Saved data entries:
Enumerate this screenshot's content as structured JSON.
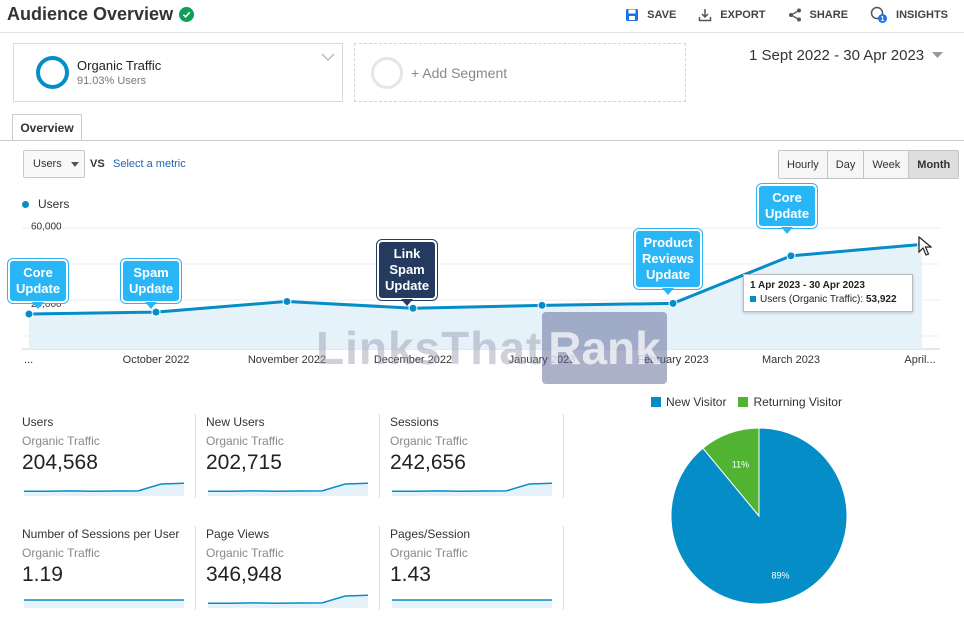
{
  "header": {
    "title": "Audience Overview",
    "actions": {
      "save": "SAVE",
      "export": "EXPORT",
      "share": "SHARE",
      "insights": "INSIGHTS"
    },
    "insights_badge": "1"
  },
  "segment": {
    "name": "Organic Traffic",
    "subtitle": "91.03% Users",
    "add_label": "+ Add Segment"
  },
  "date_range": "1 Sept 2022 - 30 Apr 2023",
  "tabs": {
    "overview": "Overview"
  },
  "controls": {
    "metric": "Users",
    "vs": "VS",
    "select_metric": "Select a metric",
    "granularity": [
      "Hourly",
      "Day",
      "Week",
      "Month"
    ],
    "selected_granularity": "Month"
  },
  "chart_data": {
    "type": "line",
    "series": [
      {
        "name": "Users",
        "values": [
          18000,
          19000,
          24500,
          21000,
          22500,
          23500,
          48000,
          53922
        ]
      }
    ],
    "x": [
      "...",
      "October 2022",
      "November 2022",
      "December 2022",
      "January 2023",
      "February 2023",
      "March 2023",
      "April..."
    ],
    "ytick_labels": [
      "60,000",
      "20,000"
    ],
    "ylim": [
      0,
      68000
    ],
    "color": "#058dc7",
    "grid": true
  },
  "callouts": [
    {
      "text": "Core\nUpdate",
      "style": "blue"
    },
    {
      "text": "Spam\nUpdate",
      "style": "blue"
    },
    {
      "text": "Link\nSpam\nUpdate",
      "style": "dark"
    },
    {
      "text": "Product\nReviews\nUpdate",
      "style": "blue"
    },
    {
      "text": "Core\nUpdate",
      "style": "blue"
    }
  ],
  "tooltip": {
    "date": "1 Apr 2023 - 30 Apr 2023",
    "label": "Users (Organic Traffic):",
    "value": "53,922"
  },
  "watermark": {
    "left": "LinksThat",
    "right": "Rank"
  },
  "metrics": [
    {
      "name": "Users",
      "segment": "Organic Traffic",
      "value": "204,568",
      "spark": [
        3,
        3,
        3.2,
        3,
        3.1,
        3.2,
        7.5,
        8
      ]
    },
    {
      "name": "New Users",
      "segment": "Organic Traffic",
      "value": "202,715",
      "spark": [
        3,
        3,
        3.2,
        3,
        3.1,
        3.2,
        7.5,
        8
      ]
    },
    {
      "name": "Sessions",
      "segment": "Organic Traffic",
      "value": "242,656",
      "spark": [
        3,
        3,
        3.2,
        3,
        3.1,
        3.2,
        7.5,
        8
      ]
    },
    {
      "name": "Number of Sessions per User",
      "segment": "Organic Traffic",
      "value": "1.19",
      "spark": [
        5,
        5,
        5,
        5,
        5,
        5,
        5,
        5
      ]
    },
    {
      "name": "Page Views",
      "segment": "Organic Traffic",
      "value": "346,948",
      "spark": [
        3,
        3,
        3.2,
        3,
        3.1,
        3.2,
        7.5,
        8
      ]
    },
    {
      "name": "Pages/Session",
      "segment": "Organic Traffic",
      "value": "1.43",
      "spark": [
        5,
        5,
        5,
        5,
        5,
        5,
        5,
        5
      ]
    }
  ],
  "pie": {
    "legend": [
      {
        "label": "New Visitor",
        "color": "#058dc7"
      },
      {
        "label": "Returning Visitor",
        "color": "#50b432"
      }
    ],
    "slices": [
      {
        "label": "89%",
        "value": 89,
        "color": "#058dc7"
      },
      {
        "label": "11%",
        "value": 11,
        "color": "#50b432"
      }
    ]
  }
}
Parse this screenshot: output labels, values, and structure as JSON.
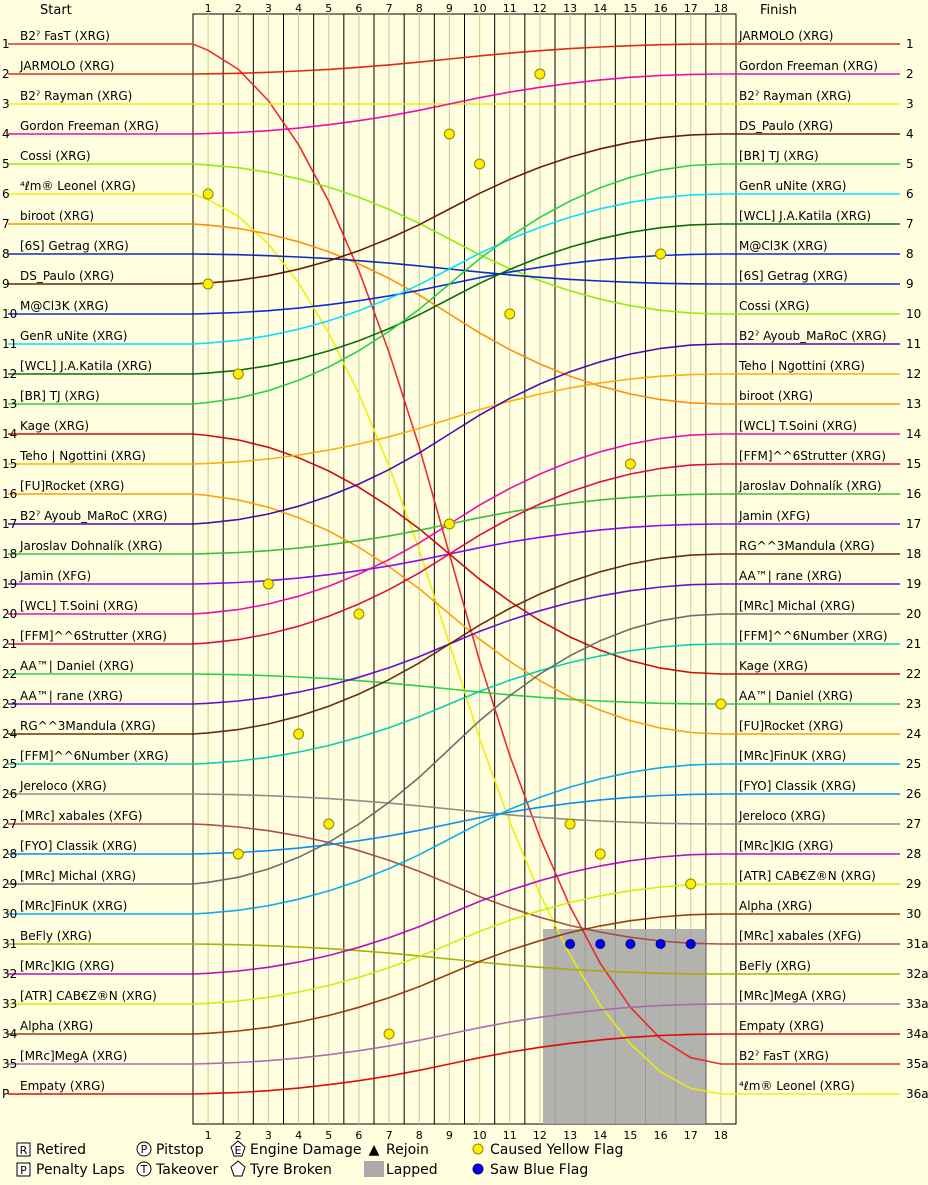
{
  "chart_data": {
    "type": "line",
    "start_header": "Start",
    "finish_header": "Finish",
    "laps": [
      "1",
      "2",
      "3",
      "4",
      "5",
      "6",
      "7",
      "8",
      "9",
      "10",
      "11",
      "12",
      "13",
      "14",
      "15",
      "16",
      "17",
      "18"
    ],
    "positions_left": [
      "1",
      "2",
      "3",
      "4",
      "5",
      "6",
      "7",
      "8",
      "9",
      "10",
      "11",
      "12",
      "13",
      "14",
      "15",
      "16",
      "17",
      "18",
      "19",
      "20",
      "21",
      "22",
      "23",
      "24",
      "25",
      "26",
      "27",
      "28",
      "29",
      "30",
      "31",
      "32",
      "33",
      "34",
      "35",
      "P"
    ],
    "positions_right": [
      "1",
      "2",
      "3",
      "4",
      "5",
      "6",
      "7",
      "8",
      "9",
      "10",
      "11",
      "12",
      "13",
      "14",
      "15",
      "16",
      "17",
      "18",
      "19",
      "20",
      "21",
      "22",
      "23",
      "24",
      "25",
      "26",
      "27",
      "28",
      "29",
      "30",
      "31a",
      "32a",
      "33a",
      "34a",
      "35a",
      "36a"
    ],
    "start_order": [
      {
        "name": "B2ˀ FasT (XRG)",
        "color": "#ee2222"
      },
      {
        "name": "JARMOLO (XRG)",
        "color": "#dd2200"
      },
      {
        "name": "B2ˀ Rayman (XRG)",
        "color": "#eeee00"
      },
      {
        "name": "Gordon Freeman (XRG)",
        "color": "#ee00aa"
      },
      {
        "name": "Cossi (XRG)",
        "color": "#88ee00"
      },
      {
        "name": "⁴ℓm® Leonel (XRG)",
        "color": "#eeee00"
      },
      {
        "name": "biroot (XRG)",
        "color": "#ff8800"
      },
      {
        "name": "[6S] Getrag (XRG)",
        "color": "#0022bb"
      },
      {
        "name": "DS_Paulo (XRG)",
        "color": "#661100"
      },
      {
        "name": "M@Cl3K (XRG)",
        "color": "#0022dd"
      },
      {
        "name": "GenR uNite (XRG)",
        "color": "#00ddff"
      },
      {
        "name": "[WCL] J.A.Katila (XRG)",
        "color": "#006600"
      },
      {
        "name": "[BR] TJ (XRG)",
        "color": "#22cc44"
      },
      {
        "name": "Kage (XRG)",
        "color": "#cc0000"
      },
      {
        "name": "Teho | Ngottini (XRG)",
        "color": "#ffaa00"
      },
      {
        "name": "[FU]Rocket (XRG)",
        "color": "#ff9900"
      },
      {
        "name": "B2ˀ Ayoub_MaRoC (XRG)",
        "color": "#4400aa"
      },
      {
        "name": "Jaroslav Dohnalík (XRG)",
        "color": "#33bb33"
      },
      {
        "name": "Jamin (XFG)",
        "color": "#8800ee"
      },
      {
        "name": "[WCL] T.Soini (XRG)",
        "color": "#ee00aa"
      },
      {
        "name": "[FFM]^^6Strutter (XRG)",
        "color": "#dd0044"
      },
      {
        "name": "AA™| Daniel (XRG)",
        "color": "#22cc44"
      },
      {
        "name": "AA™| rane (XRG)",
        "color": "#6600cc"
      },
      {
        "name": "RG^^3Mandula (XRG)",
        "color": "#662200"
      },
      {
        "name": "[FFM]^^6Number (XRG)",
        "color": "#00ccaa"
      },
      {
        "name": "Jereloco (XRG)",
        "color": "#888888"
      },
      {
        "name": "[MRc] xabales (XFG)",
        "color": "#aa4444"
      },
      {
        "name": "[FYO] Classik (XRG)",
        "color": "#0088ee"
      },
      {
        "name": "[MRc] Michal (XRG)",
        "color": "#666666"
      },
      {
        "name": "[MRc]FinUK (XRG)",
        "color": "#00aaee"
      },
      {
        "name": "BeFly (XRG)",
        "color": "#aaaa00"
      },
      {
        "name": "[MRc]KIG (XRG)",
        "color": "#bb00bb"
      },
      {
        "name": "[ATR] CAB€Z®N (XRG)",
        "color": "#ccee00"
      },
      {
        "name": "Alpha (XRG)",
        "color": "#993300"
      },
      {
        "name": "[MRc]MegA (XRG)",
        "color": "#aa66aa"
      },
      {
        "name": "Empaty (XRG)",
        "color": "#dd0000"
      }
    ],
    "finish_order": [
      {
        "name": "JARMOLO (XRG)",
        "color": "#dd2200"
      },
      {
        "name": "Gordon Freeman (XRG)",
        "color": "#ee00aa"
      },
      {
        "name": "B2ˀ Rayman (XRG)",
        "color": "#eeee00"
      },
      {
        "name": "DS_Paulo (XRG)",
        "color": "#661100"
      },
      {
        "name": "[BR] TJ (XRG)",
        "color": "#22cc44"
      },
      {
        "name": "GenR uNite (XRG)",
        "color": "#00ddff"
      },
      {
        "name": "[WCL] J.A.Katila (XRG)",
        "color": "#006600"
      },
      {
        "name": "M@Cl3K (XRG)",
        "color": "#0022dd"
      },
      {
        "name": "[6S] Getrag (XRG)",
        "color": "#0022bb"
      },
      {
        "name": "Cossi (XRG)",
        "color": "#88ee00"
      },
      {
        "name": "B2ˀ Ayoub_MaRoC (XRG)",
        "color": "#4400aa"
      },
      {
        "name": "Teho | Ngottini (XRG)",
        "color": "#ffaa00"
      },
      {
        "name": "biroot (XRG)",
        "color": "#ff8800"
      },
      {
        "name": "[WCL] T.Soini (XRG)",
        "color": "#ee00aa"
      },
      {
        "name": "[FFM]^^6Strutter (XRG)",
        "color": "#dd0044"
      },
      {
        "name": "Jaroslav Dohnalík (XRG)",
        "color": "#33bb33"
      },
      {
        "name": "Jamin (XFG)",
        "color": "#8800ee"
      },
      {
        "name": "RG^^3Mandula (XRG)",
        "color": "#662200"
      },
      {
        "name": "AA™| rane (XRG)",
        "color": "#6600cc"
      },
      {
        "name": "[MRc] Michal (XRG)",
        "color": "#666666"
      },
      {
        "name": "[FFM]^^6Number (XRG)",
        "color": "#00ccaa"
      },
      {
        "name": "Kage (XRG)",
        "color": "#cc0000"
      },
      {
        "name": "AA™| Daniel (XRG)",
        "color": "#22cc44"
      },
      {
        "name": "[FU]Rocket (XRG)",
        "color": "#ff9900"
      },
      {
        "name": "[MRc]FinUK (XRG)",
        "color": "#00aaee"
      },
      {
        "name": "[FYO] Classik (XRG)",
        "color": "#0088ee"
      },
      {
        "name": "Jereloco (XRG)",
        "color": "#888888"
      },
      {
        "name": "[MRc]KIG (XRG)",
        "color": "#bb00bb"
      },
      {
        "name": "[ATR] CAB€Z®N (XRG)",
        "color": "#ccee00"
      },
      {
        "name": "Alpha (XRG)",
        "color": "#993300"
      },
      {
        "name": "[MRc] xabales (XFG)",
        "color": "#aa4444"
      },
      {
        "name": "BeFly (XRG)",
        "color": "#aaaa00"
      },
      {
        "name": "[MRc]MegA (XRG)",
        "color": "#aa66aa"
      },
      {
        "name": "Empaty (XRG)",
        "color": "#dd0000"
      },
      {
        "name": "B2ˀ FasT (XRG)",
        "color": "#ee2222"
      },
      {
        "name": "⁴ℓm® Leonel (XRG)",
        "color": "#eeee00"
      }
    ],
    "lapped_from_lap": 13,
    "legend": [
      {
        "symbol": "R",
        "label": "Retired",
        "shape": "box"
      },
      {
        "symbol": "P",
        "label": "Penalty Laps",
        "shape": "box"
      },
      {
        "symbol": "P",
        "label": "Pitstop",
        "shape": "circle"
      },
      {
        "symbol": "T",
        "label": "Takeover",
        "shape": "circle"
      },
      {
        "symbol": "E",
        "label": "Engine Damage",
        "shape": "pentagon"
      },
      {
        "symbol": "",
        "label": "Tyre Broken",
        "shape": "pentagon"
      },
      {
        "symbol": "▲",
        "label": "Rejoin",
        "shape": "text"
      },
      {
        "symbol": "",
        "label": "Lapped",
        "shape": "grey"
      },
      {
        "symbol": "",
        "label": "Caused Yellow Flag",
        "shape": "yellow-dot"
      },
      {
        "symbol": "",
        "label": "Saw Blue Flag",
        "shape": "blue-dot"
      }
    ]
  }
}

Prompt ->
Provide solely the number of lines in the data that include the word "nUpdate".

Solution to this problem ->
5